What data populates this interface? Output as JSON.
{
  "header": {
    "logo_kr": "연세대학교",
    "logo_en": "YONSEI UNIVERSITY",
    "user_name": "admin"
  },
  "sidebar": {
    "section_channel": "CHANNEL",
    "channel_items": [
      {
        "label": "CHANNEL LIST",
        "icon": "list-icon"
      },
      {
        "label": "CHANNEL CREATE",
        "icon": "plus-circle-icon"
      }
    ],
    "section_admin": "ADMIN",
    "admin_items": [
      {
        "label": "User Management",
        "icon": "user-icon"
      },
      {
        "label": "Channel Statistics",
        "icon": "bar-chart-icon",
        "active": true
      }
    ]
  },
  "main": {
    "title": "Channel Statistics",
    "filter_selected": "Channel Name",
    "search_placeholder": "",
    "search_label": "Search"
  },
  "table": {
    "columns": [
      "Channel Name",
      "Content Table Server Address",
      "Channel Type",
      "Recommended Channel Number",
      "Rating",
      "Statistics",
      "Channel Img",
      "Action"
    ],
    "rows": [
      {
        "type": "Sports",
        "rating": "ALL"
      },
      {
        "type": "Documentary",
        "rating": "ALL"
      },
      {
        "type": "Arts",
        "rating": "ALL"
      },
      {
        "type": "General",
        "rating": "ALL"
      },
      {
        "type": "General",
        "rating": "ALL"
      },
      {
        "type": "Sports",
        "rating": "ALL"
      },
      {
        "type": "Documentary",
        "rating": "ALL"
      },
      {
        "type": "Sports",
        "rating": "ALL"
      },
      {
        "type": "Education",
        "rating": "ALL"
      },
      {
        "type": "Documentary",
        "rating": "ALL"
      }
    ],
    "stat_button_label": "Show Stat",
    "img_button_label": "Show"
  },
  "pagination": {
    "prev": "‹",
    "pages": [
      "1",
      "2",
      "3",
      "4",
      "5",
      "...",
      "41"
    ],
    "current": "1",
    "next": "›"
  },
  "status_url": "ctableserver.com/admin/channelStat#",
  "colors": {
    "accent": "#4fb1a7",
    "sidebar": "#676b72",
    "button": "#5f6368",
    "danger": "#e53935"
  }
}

SHORT EXERCISE: Output the listing above without altering a single character.

ANSWER FOR THIS EXERCISE:
What data populates this interface? Output as JSON.
{
  "header": {
    "logo_kr": "연세대학교",
    "logo_en": "YONSEI UNIVERSITY",
    "user_name": "admin"
  },
  "sidebar": {
    "section_channel": "CHANNEL",
    "channel_items": [
      {
        "label": "CHANNEL LIST",
        "icon": "list-icon"
      },
      {
        "label": "CHANNEL CREATE",
        "icon": "plus-circle-icon"
      }
    ],
    "section_admin": "ADMIN",
    "admin_items": [
      {
        "label": "User Management",
        "icon": "user-icon"
      },
      {
        "label": "Channel Statistics",
        "icon": "bar-chart-icon",
        "active": true
      }
    ]
  },
  "main": {
    "title": "Channel Statistics",
    "filter_selected": "Channel Name",
    "search_placeholder": "",
    "search_label": "Search"
  },
  "table": {
    "columns": [
      "Channel Name",
      "Content Table Server Address",
      "Channel Type",
      "Recommended Channel Number",
      "Rating",
      "Statistics",
      "Channel Img",
      "Action"
    ],
    "rows": [
      {
        "type": "Sports",
        "rating": "ALL"
      },
      {
        "type": "Documentary",
        "rating": "ALL"
      },
      {
        "type": "Arts",
        "rating": "ALL"
      },
      {
        "type": "General",
        "rating": "ALL"
      },
      {
        "type": "General",
        "rating": "ALL"
      },
      {
        "type": "Sports",
        "rating": "ALL"
      },
      {
        "type": "Documentary",
        "rating": "ALL"
      },
      {
        "type": "Sports",
        "rating": "ALL"
      },
      {
        "type": "Education",
        "rating": "ALL"
      },
      {
        "type": "Documentary",
        "rating": "ALL"
      }
    ],
    "stat_button_label": "Show Stat",
    "img_button_label": "Show"
  },
  "pagination": {
    "prev": "‹",
    "pages": [
      "1",
      "2",
      "3",
      "4",
      "5",
      "...",
      "41"
    ],
    "current": "1",
    "next": "›"
  },
  "status_url": "ctableserver.com/admin/channelStat#",
  "colors": {
    "accent": "#4fb1a7",
    "sidebar": "#676b72",
    "button": "#5f6368",
    "danger": "#e53935"
  }
}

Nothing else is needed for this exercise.